-- Problem --
Write the data out again, character for character, with no images.

-- Records from a data collection --
++++++++++++++++++++

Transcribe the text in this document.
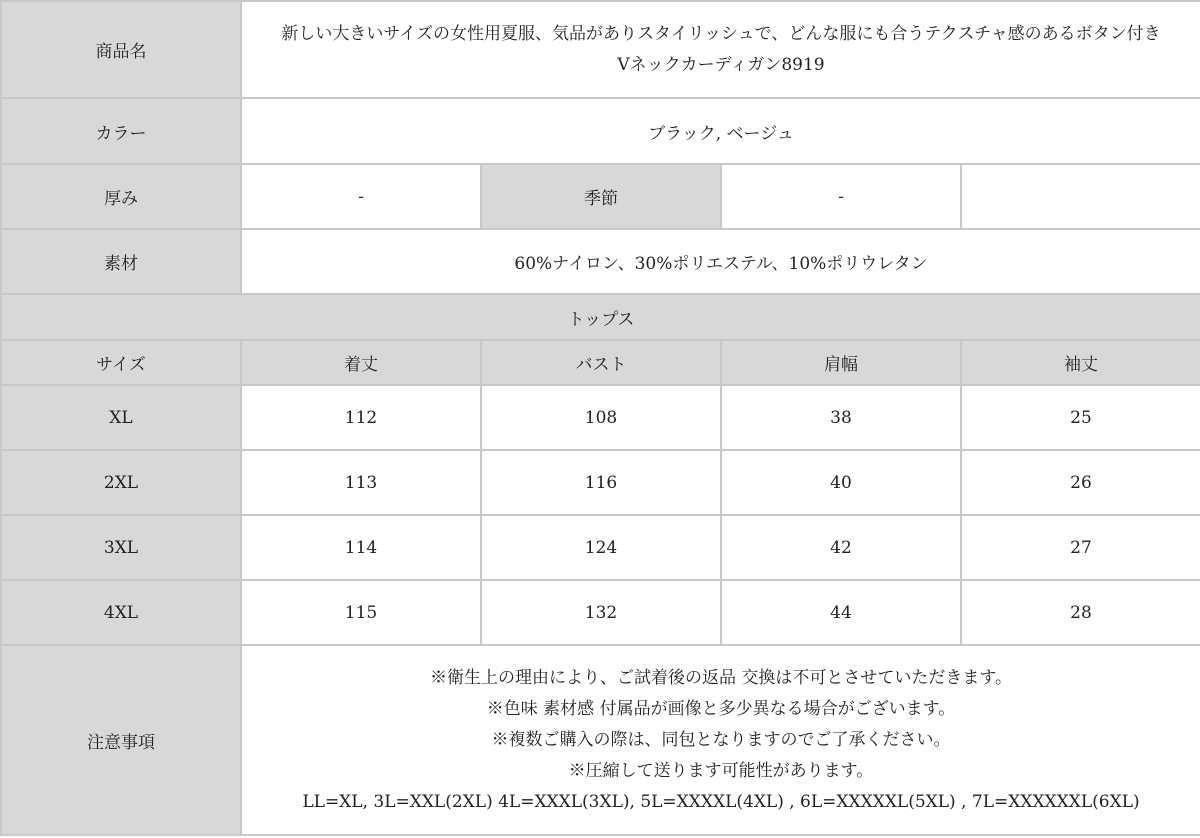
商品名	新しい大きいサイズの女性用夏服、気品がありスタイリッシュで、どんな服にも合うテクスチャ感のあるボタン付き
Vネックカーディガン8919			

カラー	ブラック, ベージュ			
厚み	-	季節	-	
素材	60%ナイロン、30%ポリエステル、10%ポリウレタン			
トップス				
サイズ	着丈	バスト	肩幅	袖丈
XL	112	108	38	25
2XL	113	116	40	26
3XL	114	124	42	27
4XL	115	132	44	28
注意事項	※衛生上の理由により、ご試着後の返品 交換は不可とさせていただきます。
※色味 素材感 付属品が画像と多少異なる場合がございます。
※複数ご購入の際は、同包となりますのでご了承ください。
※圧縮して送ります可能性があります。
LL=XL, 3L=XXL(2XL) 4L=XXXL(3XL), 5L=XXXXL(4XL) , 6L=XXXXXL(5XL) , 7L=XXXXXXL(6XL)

++++++++++++++++++++

-- Result of this task --
Transcribe the text in this document.
商品名	新しい大きいサイズの女性用夏服、気品がありスタイリッシュで、どんな服にも合うテクスチャ感のあるボタン付き
Vネックカーディガン8919			

カラー	ブラック, ベージュ			
厚み	-	季節	-	
素材	60%ナイロン、30%ポリエステル、10%ポリウレタン			
トップス				
サイズ	着丈	バスト	肩幅	袖丈
XL	112	108	38	25
2XL	113	116	40	26
3XL	114	124	42	27
4XL	115	132	44	28
注意事項	※衛生上の理由により、ご試着後の返品 交換は不可とさせていただきます。
※色味 素材感 付属品が画像と多少異なる場合がございます。
※複数ご購入の際は、同包となりますのでご了承ください。
※圧縮して送ります可能性があります。
LL=XL, 3L=XXL(2XL) 4L=XXXL(3XL), 5L=XXXXL(4XL) , 6L=XXXXXL(5XL) , 7L=XXXXXXL(6XL)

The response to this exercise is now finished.